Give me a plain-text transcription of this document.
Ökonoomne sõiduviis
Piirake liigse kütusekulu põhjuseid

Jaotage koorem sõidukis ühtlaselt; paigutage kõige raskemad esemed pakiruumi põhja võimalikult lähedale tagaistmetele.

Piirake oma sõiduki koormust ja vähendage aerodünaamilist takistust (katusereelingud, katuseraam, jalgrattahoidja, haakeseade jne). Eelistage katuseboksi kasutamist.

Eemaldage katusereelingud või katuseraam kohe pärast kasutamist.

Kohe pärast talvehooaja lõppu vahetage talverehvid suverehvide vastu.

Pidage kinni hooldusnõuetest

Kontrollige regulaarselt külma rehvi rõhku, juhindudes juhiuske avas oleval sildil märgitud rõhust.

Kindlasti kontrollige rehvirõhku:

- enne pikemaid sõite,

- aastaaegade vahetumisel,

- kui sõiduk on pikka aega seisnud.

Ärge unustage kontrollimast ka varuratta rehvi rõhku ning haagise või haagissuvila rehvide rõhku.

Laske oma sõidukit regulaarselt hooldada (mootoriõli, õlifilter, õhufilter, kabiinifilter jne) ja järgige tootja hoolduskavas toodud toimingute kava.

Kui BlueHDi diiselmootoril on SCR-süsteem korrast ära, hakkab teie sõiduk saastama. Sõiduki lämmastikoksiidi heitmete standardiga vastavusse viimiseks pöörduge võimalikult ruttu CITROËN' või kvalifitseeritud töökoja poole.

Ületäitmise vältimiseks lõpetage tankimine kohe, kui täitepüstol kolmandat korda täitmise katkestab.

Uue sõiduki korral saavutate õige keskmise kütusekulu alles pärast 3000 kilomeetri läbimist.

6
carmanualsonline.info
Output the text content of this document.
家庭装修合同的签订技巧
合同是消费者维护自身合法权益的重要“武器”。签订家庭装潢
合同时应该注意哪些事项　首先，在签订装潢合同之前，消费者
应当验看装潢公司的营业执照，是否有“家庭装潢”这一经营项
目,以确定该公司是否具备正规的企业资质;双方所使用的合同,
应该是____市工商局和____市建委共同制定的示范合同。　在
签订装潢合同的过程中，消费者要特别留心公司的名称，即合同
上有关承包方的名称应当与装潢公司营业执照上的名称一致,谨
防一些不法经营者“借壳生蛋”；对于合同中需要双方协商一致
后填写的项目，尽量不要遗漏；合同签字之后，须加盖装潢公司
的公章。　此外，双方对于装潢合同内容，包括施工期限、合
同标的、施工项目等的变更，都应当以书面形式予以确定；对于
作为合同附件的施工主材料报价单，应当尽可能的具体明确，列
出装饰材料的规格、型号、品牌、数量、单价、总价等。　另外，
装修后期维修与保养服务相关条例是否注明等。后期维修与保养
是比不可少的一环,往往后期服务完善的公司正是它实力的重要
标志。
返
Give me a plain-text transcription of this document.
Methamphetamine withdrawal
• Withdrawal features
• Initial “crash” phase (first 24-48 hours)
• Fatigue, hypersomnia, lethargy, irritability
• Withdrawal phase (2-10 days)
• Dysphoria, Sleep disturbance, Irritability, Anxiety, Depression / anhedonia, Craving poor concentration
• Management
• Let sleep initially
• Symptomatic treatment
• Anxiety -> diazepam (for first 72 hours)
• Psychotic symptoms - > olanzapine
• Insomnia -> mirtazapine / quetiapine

# # # # # # #

JOB. All of the entries should be written out again exactly.

OUTPUT FOR THIS EXERCISE.
Give me a plain-text transcription of this document.
Ökonoomne sõiduviis
Piirake liigse kütusekulu põhjuseid

Jaotage koorem sõidukis ühtlaselt; paigutage kõige raskemad esemed pakiruumi põhja võimalikult lähedale tagaistmetele.

Piirake oma sõiduki koormust ja vähendage aerodünaamilist takistust (katusereelingud, katuseraam, jalgrattahoidja, haakeseade jne). Eelistage katuseboksi kasutamist.

Eemaldage katusereelingud või katuseraam kohe pärast kasutamist.

Kohe pärast talvehooaja lõppu vahetage talverehvid suverehvide vastu.

Pidage kinni hooldusnõuetest

Kontrollige regulaarselt külma rehvi rõhku, juhindudes juhiuske avas oleval sildil märgitud rõhust.

Kindlasti kontrollige rehvirõhku:

- enne pikemaid sõite,

- aastaaegade vahetumisel,

- kui sõiduk on pikka aega seisnud.

Ärge unustage kontrollimast ka varuratta rehvi rõhku ning haagise või haagissuvila rehvide rõhku.

Laske oma sõidukit regulaarselt hooldada (mootoriõli, õlifilter, õhufilter, kabiinifilter jne) ja järgige tootja hoolduskavas toodud toimingute kava.

Kui BlueHDi diiselmootoril on SCR-süsteem korrast ära, hakkab teie sõiduk saastama. Sõiduki lämmastikoksiidi heitmete standardiga vastavusse viimiseks pöörduge võimalikult ruttu CITROËN' või kvalifitseeritud töökoja poole.

Ületäitmise vältimiseks lõpetage tankimine kohe, kui täitepüstol kolmandat korda täitmise katkestab.

Uue sõiduki korral saavutate õige keskmise kütusekulu alles pärast 3000 kilomeetri läbimist.

6
carmanualsonline.info
Output the text content of this document.
家庭装修合同的签订技巧
合同是消费者维护自身合法权益的重要“武器”。签订家庭装潢
合同时应该注意哪些事项　首先，在签订装潢合同之前，消费者
应当验看装潢公司的营业执照，是否有“家庭装潢”这一经营项
目,以确定该公司是否具备正规的企业资质;双方所使用的合同,
应该是____市工商局和____市建委共同制定的示范合同。　在
签订装潢合同的过程中，消费者要特别留心公司的名称，即合同
上有关承包方的名称应当与装潢公司营业执照上的名称一致,谨
防一些不法经营者“借壳生蛋”；对于合同中需要双方协商一致
后填写的项目，尽量不要遗漏；合同签字之后，须加盖装潢公司
的公章。　此外，双方对于装潢合同内容，包括施工期限、合
同标的、施工项目等的变更，都应当以书面形式予以确定；对于
作为合同附件的施工主材料报价单，应当尽可能的具体明确，列
出装饰材料的规格、型号、品牌、数量、单价、总价等。　另外，
装修后期维修与保养服务相关条例是否注明等。后期维修与保养
是比不可少的一环,往往后期服务完善的公司正是它实力的重要
标志。
返
Give me a plain-text transcription of this document.
Methamphetamine withdrawal
• Withdrawal features
• Initial “crash” phase (first 24-48 hours)
• Fatigue, hypersomnia, lethargy, irritability
• Withdrawal phase (2-10 days)
• Dysphoria, Sleep disturbance, Irritability, Anxiety, Depression / anhedonia, Craving poor concentration
• Management
• Let sleep initially
• Symptomatic treatment
• Anxiety -> diazepam (for first 72 hours)
• Psychotic symptoms - > olanzapine
• Insomnia -> mirtazapine / quetiapine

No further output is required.